┌──

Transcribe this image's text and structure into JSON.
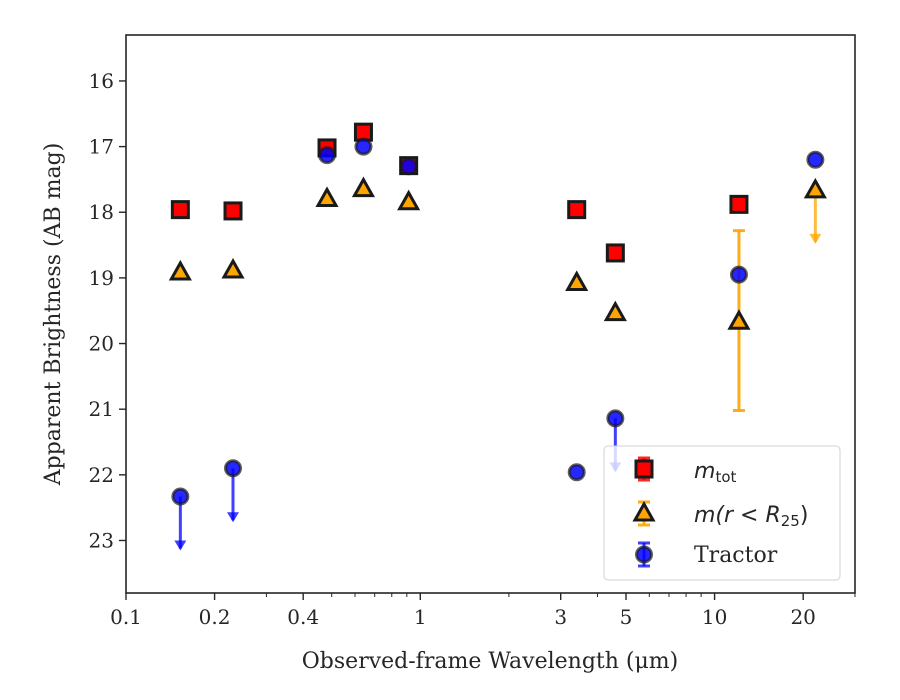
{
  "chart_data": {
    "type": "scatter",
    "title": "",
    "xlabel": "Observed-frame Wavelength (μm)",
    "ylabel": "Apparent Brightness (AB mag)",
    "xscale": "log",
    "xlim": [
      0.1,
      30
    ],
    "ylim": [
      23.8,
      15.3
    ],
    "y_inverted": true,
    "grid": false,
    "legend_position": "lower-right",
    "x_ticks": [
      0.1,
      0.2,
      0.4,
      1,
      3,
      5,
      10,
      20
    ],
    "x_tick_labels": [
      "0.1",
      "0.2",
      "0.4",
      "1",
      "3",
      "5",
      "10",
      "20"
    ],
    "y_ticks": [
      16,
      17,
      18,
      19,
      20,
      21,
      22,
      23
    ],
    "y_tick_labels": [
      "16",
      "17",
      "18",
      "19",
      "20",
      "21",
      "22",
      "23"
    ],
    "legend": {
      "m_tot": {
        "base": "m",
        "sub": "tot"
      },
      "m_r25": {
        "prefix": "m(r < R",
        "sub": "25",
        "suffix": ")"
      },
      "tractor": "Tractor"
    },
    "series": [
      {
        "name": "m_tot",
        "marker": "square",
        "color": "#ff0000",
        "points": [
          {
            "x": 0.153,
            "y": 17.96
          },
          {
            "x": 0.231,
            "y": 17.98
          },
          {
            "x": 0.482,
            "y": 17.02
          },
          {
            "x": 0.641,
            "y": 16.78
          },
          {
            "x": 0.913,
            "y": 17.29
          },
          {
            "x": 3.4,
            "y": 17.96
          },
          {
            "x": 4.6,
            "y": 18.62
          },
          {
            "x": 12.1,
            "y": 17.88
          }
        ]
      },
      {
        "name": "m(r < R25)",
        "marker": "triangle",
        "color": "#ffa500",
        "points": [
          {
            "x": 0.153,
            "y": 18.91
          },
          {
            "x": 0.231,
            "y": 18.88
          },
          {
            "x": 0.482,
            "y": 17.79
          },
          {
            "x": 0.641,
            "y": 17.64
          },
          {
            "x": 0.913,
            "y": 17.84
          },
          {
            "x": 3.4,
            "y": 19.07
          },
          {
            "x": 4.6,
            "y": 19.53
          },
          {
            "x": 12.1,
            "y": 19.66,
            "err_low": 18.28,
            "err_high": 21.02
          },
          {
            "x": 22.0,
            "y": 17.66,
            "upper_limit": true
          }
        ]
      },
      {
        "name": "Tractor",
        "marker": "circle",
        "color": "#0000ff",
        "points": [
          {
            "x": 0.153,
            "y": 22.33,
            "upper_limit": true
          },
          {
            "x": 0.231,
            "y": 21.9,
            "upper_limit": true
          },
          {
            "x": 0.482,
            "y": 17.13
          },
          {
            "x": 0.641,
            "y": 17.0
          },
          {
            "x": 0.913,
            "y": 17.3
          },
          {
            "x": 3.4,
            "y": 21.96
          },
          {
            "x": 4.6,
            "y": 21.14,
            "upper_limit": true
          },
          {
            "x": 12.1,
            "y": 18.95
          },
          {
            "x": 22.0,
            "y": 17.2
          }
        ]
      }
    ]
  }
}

└──

▶ WHAT IS ASKED
Omit every picture, then repeat the remaining data exactly as it appears above.

▶ TASK OUTPUT
Transcribe this image's text and structure into JSON.
{
  "chart_data": {
    "type": "scatter",
    "title": "",
    "xlabel": "Observed-frame Wavelength (μm)",
    "ylabel": "Apparent Brightness (AB mag)",
    "xscale": "log",
    "xlim": [
      0.1,
      30
    ],
    "ylim": [
      23.8,
      15.3
    ],
    "y_inverted": true,
    "grid": false,
    "legend_position": "lower-right",
    "x_ticks": [
      0.1,
      0.2,
      0.4,
      1,
      3,
      5,
      10,
      20
    ],
    "x_tick_labels": [
      "0.1",
      "0.2",
      "0.4",
      "1",
      "3",
      "5",
      "10",
      "20"
    ],
    "y_ticks": [
      16,
      17,
      18,
      19,
      20,
      21,
      22,
      23
    ],
    "y_tick_labels": [
      "16",
      "17",
      "18",
      "19",
      "20",
      "21",
      "22",
      "23"
    ],
    "legend": {
      "m_tot": {
        "base": "m",
        "sub": "tot"
      },
      "m_r25": {
        "prefix": "m(r < R",
        "sub": "25",
        "suffix": ")"
      },
      "tractor": "Tractor"
    },
    "series": [
      {
        "name": "m_tot",
        "marker": "square",
        "color": "#ff0000",
        "points": [
          {
            "x": 0.153,
            "y": 17.96
          },
          {
            "x": 0.231,
            "y": 17.98
          },
          {
            "x": 0.482,
            "y": 17.02
          },
          {
            "x": 0.641,
            "y": 16.78
          },
          {
            "x": 0.913,
            "y": 17.29
          },
          {
            "x": 3.4,
            "y": 17.96
          },
          {
            "x": 4.6,
            "y": 18.62
          },
          {
            "x": 12.1,
            "y": 17.88
          }
        ]
      },
      {
        "name": "m(r < R25)",
        "marker": "triangle",
        "color": "#ffa500",
        "points": [
          {
            "x": 0.153,
            "y": 18.91
          },
          {
            "x": 0.231,
            "y": 18.88
          },
          {
            "x": 0.482,
            "y": 17.79
          },
          {
            "x": 0.641,
            "y": 17.64
          },
          {
            "x": 0.913,
            "y": 17.84
          },
          {
            "x": 3.4,
            "y": 19.07
          },
          {
            "x": 4.6,
            "y": 19.53
          },
          {
            "x": 12.1,
            "y": 19.66,
            "err_low": 18.28,
            "err_high": 21.02
          },
          {
            "x": 22.0,
            "y": 17.66,
            "upper_limit": true
          }
        ]
      },
      {
        "name": "Tractor",
        "marker": "circle",
        "color": "#0000ff",
        "points": [
          {
            "x": 0.153,
            "y": 22.33,
            "upper_limit": true
          },
          {
            "x": 0.231,
            "y": 21.9,
            "upper_limit": true
          },
          {
            "x": 0.482,
            "y": 17.13
          },
          {
            "x": 0.641,
            "y": 17.0
          },
          {
            "x": 0.913,
            "y": 17.3
          },
          {
            "x": 3.4,
            "y": 21.96
          },
          {
            "x": 4.6,
            "y": 21.14,
            "upper_limit": true
          },
          {
            "x": 12.1,
            "y": 18.95
          },
          {
            "x": 22.0,
            "y": 17.2
          }
        ]
      }
    ]
  }
}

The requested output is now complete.